> Source material:
# # # #

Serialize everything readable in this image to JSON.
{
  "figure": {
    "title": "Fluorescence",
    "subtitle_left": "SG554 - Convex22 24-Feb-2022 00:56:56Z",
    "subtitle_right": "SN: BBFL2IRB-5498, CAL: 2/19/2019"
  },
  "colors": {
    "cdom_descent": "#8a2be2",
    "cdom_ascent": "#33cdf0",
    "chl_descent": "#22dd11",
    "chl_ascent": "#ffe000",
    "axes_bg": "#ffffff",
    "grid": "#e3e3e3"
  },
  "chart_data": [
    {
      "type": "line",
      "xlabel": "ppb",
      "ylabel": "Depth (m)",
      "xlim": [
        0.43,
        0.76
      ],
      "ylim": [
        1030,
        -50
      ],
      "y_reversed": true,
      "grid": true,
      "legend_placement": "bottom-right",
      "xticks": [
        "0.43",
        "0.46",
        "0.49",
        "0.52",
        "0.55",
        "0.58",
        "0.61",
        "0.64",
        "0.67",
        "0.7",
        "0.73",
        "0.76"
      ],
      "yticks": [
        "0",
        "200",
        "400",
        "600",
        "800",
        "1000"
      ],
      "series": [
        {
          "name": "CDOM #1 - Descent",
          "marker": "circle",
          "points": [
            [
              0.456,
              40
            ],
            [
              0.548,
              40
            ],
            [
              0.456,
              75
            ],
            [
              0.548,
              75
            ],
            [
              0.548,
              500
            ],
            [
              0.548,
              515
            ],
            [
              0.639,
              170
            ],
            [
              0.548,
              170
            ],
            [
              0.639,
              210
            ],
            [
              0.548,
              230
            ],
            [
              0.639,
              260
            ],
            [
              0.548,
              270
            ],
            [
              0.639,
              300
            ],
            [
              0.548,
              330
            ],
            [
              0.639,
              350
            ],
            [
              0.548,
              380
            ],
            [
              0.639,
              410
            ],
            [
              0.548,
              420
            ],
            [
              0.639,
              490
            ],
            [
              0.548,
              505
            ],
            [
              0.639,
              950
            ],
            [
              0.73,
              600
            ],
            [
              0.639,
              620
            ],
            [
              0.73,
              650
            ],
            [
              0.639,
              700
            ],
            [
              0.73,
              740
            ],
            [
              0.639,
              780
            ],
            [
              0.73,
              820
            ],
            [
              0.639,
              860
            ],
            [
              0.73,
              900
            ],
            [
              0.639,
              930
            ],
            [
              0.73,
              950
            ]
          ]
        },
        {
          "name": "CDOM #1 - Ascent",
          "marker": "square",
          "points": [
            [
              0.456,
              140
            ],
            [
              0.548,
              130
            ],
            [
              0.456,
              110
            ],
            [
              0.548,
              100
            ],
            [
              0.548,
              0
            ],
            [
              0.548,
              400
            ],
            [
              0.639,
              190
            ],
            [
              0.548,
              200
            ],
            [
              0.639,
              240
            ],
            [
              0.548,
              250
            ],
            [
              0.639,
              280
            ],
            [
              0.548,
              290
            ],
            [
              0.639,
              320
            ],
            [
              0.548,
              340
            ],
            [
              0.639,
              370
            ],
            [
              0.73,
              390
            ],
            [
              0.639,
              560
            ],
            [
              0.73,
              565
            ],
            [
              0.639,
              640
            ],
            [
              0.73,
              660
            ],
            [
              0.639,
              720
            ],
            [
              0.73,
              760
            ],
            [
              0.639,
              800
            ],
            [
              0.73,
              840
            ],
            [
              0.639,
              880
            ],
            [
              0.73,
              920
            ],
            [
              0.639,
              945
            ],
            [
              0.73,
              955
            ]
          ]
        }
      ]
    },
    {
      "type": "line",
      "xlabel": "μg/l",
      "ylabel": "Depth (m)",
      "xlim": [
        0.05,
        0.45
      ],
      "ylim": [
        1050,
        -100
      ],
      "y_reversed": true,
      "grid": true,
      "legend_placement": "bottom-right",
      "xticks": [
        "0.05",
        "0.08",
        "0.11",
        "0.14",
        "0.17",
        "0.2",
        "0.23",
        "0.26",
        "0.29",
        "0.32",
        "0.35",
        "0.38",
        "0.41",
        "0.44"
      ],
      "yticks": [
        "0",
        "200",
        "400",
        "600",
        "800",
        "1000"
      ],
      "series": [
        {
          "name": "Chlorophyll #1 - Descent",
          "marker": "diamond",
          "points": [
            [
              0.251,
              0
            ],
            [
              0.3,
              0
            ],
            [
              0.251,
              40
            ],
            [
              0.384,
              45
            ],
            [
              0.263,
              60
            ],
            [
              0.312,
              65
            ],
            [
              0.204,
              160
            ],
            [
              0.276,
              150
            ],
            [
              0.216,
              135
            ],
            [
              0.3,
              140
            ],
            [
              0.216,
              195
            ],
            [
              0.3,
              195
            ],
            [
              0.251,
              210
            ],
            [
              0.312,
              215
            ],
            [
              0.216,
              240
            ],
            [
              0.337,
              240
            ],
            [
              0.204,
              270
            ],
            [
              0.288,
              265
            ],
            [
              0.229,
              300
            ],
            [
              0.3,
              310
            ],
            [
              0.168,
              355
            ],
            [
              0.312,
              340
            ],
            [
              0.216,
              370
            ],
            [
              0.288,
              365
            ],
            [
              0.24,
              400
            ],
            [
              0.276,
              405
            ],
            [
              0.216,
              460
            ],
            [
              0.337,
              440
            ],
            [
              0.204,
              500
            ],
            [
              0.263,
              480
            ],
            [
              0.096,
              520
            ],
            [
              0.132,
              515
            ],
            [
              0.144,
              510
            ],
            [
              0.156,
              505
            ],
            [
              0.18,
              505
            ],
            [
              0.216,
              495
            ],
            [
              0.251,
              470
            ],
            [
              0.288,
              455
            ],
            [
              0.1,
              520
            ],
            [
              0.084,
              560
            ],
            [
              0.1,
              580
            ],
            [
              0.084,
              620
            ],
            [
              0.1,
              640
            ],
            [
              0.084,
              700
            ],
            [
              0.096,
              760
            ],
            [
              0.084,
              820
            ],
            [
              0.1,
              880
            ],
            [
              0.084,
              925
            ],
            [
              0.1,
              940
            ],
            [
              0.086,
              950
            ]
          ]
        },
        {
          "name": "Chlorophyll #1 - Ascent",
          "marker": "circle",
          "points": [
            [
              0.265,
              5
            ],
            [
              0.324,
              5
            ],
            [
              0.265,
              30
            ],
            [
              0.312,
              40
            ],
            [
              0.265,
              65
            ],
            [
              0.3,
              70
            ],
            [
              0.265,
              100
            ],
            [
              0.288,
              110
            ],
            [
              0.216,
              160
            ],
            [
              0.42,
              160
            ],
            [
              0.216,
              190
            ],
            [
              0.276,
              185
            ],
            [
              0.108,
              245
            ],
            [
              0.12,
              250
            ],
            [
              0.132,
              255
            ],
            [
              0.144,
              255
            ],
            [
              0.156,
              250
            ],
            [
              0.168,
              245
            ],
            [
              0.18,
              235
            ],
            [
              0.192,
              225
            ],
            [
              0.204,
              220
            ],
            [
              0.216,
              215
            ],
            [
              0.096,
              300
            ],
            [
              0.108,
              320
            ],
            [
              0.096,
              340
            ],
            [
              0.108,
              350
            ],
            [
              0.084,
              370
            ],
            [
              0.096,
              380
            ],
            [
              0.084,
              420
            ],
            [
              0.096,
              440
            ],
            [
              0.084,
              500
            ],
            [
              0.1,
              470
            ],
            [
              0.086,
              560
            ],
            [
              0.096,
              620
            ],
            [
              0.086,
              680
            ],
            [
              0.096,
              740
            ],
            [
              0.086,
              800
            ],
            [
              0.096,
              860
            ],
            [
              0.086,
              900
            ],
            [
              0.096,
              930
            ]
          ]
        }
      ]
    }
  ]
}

# # # #

> What needs to be done: Give every line of the material that includes the string "name".

> Result for this task:
          "name": "CDOM #1 - Descent",
          "name": "CDOM #1 - Ascent",
          "name": "Chlorophyll #1 - Descent",
          "name": "Chlorophyll #1 - Ascent",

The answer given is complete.